WORK TASK
Return the lines below that carry the word "portrait".

** Opening GIVEN DATA block **

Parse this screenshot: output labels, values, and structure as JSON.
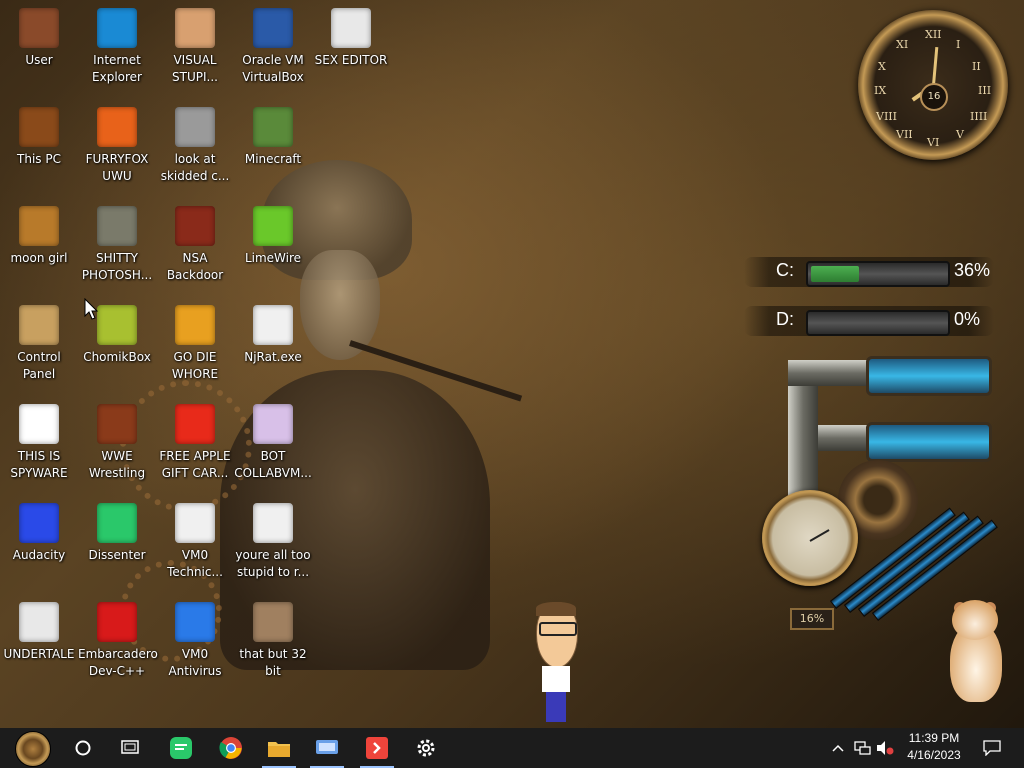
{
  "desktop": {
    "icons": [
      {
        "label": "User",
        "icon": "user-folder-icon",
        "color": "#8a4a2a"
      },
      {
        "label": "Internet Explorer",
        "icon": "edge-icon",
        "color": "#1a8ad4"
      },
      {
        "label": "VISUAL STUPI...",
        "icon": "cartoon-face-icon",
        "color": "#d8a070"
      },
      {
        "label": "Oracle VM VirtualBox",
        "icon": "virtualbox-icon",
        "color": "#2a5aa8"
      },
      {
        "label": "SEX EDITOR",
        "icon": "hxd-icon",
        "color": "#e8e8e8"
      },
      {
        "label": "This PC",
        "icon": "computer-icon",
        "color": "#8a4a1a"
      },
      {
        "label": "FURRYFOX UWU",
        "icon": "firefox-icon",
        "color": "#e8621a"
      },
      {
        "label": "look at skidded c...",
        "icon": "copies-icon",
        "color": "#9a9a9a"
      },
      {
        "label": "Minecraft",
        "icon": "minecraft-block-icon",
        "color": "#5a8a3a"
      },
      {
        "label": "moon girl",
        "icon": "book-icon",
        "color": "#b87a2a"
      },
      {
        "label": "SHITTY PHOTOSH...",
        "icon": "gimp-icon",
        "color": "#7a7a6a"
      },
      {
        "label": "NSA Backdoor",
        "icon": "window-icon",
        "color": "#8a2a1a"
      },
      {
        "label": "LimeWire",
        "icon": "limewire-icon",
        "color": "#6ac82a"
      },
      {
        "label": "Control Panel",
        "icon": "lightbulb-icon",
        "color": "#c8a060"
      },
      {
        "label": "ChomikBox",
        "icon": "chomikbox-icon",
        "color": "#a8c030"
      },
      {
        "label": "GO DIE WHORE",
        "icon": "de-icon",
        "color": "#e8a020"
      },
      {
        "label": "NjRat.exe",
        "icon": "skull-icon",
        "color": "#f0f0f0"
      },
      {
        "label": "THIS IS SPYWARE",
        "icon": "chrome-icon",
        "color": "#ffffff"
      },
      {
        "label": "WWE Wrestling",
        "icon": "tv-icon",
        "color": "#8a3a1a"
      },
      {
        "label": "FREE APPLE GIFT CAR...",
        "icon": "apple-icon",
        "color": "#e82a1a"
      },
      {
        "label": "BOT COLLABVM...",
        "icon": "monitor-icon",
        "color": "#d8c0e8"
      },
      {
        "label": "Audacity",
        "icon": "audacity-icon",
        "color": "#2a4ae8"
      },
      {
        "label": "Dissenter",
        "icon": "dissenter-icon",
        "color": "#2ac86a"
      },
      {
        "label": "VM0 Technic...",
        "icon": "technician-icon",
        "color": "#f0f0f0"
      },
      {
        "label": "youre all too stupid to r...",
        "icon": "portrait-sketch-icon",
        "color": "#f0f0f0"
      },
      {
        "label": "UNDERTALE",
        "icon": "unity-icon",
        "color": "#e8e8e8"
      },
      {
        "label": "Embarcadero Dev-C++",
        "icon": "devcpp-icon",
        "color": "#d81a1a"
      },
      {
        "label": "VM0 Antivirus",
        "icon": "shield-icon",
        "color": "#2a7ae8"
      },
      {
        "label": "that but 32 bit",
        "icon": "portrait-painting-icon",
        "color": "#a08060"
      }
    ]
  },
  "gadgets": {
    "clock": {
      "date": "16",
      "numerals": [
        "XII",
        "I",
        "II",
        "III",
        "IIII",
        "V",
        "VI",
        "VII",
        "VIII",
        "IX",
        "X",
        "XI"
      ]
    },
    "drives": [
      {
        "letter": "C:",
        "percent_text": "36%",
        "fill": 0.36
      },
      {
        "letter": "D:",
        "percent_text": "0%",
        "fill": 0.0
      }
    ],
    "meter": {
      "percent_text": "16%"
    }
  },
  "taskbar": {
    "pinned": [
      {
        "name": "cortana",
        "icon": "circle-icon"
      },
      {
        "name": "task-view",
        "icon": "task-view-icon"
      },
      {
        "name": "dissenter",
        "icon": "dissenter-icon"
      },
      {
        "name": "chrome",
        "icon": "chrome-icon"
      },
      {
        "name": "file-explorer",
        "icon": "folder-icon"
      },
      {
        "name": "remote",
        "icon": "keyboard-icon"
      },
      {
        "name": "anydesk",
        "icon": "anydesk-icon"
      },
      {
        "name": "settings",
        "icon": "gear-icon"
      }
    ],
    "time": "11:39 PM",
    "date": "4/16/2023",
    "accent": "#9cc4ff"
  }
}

** Closing GIVEN DATA block **

RESPONSE BOX
        "icon": "portrait-sketch-icon",
        "icon": "portrait-painting-icon",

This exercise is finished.